··· RECORDS SHOWN
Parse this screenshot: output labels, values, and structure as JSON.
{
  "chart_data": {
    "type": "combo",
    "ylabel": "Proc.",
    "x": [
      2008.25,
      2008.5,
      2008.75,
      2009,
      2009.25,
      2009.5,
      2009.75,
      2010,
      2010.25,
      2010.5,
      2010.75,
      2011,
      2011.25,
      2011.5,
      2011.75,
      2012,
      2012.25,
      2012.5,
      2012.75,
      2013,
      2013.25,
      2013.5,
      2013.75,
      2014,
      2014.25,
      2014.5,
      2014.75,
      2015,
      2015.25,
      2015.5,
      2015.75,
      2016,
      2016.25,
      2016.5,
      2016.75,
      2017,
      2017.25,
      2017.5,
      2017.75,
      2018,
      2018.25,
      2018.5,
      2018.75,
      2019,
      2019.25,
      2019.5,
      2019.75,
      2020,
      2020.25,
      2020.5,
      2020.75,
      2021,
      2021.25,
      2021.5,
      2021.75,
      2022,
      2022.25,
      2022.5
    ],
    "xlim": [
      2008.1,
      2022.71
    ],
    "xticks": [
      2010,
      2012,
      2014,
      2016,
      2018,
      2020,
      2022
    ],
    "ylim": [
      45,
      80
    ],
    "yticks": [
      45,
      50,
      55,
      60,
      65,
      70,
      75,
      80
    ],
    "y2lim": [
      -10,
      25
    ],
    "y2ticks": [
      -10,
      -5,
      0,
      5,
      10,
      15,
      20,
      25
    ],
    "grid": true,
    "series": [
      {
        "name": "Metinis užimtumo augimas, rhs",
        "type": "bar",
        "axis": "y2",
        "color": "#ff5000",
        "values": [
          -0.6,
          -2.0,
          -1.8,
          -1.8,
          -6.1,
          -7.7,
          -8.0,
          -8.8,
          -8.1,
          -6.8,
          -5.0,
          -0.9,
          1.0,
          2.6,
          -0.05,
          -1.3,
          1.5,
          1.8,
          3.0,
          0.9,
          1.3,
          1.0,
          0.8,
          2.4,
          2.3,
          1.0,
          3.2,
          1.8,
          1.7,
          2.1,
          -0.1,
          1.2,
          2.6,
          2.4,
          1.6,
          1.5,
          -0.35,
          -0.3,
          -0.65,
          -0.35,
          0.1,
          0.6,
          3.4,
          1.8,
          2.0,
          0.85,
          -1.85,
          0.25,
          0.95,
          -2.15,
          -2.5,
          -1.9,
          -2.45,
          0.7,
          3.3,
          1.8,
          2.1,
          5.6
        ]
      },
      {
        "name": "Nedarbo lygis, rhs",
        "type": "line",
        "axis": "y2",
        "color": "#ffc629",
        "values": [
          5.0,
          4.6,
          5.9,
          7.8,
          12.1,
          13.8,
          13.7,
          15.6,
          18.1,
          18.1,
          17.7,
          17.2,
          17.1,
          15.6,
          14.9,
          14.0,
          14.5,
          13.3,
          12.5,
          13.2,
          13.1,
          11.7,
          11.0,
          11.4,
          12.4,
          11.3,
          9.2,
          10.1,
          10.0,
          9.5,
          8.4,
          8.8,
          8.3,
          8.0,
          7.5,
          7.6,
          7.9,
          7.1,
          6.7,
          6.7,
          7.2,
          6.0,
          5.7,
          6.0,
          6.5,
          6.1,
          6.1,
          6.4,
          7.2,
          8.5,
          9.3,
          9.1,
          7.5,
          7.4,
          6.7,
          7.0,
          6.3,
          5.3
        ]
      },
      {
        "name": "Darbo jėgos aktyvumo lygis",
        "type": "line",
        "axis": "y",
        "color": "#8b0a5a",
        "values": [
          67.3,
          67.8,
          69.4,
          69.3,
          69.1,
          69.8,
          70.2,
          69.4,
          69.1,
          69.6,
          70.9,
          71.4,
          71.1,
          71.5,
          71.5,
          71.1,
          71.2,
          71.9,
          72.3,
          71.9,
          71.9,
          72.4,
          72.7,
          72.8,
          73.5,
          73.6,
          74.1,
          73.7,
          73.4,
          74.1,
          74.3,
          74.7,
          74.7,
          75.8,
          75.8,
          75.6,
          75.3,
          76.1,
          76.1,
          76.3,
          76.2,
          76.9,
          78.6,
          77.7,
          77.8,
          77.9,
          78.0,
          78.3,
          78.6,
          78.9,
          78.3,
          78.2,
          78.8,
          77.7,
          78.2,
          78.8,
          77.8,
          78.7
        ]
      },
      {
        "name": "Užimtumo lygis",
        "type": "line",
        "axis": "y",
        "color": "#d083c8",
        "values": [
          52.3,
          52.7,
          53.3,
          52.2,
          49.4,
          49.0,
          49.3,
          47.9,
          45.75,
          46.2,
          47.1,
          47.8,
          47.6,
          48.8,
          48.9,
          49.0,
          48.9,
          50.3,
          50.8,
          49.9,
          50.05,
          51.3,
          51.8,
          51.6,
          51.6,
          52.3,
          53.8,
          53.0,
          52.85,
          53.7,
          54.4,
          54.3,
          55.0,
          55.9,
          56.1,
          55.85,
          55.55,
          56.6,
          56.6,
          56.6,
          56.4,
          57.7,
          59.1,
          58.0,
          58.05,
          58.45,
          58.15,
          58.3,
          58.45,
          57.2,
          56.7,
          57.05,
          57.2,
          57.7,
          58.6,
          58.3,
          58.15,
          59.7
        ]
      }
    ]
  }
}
······
Each line that has the word "lygis" counts once. How many such lines are in the data? Give the number alone.

3